------ EXTRACTED INFORMATION
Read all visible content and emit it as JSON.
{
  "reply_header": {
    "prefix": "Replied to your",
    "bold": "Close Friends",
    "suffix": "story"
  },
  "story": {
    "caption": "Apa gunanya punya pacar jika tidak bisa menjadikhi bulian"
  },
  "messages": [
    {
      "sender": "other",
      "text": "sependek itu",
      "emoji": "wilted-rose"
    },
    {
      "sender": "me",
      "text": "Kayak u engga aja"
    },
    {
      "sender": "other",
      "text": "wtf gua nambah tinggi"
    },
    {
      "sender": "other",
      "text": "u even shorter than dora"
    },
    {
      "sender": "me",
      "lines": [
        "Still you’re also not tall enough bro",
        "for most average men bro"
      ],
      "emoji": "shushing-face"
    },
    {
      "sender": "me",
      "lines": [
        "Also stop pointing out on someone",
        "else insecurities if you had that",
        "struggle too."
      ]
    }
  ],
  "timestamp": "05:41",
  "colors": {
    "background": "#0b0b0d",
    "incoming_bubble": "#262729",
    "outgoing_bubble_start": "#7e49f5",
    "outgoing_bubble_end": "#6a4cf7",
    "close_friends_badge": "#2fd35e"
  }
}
------------
TASK DIRECTIONS: Go through the listing and print each line exactly as it appears.

RESULT OF THE EXERCISE:
Read all visible content and emit it as JSON.
{
  "reply_header": {
    "prefix": "Replied to your",
    "bold": "Close Friends",
    "suffix": "story"
  },
  "story": {
    "caption": "Apa gunanya punya pacar jika tidak bisa menjadikhi bulian"
  },
  "messages": [
    {
      "sender": "other",
      "text": "sependek itu",
      "emoji": "wilted-rose"
    },
    {
      "sender": "me",
      "text": "Kayak u engga aja"
    },
    {
      "sender": "other",
      "text": "wtf gua nambah tinggi"
    },
    {
      "sender": "other",
      "text": "u even shorter than dora"
    },
    {
      "sender": "me",
      "lines": [
        "Still you’re also not tall enough bro",
        "for most average men bro"
      ],
      "emoji": "shushing-face"
    },
    {
      "sender": "me",
      "lines": [
        "Also stop pointing out on someone",
        "else insecurities if you had that",
        "struggle too."
      ]
    }
  ],
  "timestamp": "05:41",
  "colors": {
    "background": "#0b0b0d",
    "incoming_bubble": "#262729",
    "outgoing_bubble_start": "#7e49f5",
    "outgoing_bubble_end": "#6a4cf7",
    "close_friends_badge": "#2fd35e"
  }
}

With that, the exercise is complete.